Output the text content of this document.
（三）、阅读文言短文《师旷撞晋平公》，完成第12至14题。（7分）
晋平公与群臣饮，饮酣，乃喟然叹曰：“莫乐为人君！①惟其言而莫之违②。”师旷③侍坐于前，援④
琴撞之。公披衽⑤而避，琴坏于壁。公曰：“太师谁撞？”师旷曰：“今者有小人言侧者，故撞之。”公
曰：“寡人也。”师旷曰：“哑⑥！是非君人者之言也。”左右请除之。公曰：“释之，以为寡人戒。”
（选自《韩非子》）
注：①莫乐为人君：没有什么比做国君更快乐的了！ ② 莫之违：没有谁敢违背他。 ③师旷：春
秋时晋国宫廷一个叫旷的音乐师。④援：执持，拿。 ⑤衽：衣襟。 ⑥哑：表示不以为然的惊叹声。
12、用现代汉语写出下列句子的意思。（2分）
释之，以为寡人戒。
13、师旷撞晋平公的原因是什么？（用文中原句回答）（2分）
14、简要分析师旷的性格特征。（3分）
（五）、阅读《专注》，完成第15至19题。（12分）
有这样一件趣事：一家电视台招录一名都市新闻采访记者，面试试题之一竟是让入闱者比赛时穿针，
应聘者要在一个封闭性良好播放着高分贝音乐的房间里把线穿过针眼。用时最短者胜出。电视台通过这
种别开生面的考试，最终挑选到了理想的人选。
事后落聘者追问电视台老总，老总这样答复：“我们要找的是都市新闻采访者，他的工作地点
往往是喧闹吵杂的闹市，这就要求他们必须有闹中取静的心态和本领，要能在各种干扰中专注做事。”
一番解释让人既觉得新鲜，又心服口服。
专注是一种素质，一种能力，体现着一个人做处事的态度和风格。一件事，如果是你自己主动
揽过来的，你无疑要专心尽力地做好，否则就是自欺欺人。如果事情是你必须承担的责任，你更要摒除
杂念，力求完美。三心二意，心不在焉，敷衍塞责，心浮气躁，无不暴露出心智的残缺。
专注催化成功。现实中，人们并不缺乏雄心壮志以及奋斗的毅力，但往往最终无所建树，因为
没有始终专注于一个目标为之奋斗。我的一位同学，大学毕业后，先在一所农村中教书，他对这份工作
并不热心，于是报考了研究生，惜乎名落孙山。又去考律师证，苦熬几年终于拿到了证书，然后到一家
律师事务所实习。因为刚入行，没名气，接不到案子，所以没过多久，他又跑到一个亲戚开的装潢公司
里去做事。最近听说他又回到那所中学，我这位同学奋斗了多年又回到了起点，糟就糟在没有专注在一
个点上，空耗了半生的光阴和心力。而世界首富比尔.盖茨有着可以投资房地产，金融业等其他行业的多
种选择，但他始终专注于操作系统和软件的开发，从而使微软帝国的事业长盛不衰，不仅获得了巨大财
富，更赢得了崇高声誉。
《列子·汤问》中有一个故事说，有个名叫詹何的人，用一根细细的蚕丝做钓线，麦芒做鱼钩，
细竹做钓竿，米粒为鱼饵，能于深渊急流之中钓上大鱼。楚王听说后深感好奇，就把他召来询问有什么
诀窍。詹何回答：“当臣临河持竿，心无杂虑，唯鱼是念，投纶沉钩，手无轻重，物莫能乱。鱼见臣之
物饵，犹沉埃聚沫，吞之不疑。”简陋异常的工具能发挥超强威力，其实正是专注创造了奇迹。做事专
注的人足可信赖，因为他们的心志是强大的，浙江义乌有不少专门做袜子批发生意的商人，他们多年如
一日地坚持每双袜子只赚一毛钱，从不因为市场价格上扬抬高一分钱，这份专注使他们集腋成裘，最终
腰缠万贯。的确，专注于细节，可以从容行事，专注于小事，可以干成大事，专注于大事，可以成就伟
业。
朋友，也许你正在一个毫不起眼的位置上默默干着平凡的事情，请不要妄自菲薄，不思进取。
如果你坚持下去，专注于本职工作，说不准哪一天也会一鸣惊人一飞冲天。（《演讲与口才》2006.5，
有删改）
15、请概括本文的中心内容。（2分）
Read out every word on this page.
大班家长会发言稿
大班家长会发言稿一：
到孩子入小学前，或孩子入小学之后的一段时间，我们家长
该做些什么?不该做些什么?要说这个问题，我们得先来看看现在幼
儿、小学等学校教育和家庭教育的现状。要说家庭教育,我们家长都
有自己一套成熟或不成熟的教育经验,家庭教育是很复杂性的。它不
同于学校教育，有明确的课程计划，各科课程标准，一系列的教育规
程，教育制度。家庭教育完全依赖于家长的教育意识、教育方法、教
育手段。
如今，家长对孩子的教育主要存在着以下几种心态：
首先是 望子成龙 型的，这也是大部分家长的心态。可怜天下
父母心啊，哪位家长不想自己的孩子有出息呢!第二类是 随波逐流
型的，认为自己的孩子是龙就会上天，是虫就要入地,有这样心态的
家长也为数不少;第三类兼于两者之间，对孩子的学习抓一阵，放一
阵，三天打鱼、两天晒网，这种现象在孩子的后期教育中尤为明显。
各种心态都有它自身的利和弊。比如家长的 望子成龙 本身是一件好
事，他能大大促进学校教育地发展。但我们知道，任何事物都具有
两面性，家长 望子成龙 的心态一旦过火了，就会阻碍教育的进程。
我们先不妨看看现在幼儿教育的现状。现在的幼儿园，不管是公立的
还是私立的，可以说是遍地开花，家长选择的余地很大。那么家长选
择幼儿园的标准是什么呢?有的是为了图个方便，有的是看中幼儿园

+++

What needs to be done: All of the entries need to be reproduced exactly; please write them out.

Task answer:
Output the text content of this document.
（三）、阅读文言短文《师旷撞晋平公》，完成第12至14题。（7分）
晋平公与群臣饮，饮酣，乃喟然叹曰：“莫乐为人君！①惟其言而莫之违②。”师旷③侍坐于前，援④
琴撞之。公披衽⑤而避，琴坏于壁。公曰：“太师谁撞？”师旷曰：“今者有小人言侧者，故撞之。”公
曰：“寡人也。”师旷曰：“哑⑥！是非君人者之言也。”左右请除之。公曰：“释之，以为寡人戒。”
（选自《韩非子》）
注：①莫乐为人君：没有什么比做国君更快乐的了！ ② 莫之违：没有谁敢违背他。 ③师旷：春
秋时晋国宫廷一个叫旷的音乐师。④援：执持，拿。 ⑤衽：衣襟。 ⑥哑：表示不以为然的惊叹声。
12、用现代汉语写出下列句子的意思。（2分）
释之，以为寡人戒。
13、师旷撞晋平公的原因是什么？（用文中原句回答）（2分）
14、简要分析师旷的性格特征。（3分）
（五）、阅读《专注》，完成第15至19题。（12分）
有这样一件趣事：一家电视台招录一名都市新闻采访记者，面试试题之一竟是让入闱者比赛时穿针，
应聘者要在一个封闭性良好播放着高分贝音乐的房间里把线穿过针眼。用时最短者胜出。电视台通过这
种别开生面的考试，最终挑选到了理想的人选。
事后落聘者追问电视台老总，老总这样答复：“我们要找的是都市新闻采访者，他的工作地点
往往是喧闹吵杂的闹市，这就要求他们必须有闹中取静的心态和本领，要能在各种干扰中专注做事。”
一番解释让人既觉得新鲜，又心服口服。
专注是一种素质，一种能力，体现着一个人做处事的态度和风格。一件事，如果是你自己主动
揽过来的，你无疑要专心尽力地做好，否则就是自欺欺人。如果事情是你必须承担的责任，你更要摒除
杂念，力求完美。三心二意，心不在焉，敷衍塞责，心浮气躁，无不暴露出心智的残缺。
专注催化成功。现实中，人们并不缺乏雄心壮志以及奋斗的毅力，但往往最终无所建树，因为
没有始终专注于一个目标为之奋斗。我的一位同学，大学毕业后，先在一所农村中教书，他对这份工作
并不热心，于是报考了研究生，惜乎名落孙山。又去考律师证，苦熬几年终于拿到了证书，然后到一家
律师事务所实习。因为刚入行，没名气，接不到案子，所以没过多久，他又跑到一个亲戚开的装潢公司
里去做事。最近听说他又回到那所中学，我这位同学奋斗了多年又回到了起点，糟就糟在没有专注在一
个点上，空耗了半生的光阴和心力。而世界首富比尔.盖茨有着可以投资房地产，金融业等其他行业的多
种选择，但他始终专注于操作系统和软件的开发，从而使微软帝国的事业长盛不衰，不仅获得了巨大财
富，更赢得了崇高声誉。
《列子·汤问》中有一个故事说，有个名叫詹何的人，用一根细细的蚕丝做钓线，麦芒做鱼钩，
细竹做钓竿，米粒为鱼饵，能于深渊急流之中钓上大鱼。楚王听说后深感好奇，就把他召来询问有什么
诀窍。詹何回答：“当臣临河持竿，心无杂虑，唯鱼是念，投纶沉钩，手无轻重，物莫能乱。鱼见臣之
物饵，犹沉埃聚沫，吞之不疑。”简陋异常的工具能发挥超强威力，其实正是专注创造了奇迹。做事专
注的人足可信赖，因为他们的心志是强大的，浙江义乌有不少专门做袜子批发生意的商人，他们多年如
一日地坚持每双袜子只赚一毛钱，从不因为市场价格上扬抬高一分钱，这份专注使他们集腋成裘，最终
腰缠万贯。的确，专注于细节，可以从容行事，专注于小事，可以干成大事，专注于大事，可以成就伟
业。
朋友，也许你正在一个毫不起眼的位置上默默干着平凡的事情，请不要妄自菲薄，不思进取。
如果你坚持下去，专注于本职工作，说不准哪一天也会一鸣惊人一飞冲天。（《演讲与口才》2006.5，
有删改）
15、请概括本文的中心内容。（2分）
Read out every word on this page.
大班家长会发言稿
大班家长会发言稿一：
到孩子入小学前，或孩子入小学之后的一段时间，我们家长
该做些什么?不该做些什么?要说这个问题，我们得先来看看现在幼
儿、小学等学校教育和家庭教育的现状。要说家庭教育,我们家长都
有自己一套成熟或不成熟的教育经验,家庭教育是很复杂性的。它不
同于学校教育，有明确的课程计划，各科课程标准，一系列的教育规
程，教育制度。家庭教育完全依赖于家长的教育意识、教育方法、教
育手段。
如今，家长对孩子的教育主要存在着以下几种心态：
首先是 望子成龙 型的，这也是大部分家长的心态。可怜天下
父母心啊，哪位家长不想自己的孩子有出息呢!第二类是 随波逐流
型的，认为自己的孩子是龙就会上天，是虫就要入地,有这样心态的
家长也为数不少;第三类兼于两者之间，对孩子的学习抓一阵，放一
阵，三天打鱼、两天晒网，这种现象在孩子的后期教育中尤为明显。
各种心态都有它自身的利和弊。比如家长的 望子成龙 本身是一件好
事，他能大大促进学校教育地发展。但我们知道，任何事物都具有
两面性，家长 望子成龙 的心态一旦过火了，就会阻碍教育的进程。
我们先不妨看看现在幼儿教育的现状。现在的幼儿园，不管是公立的
还是私立的，可以说是遍地开花，家长选择的余地很大。那么家长选
择幼儿园的标准是什么呢?有的是为了图个方便，有的是看中幼儿园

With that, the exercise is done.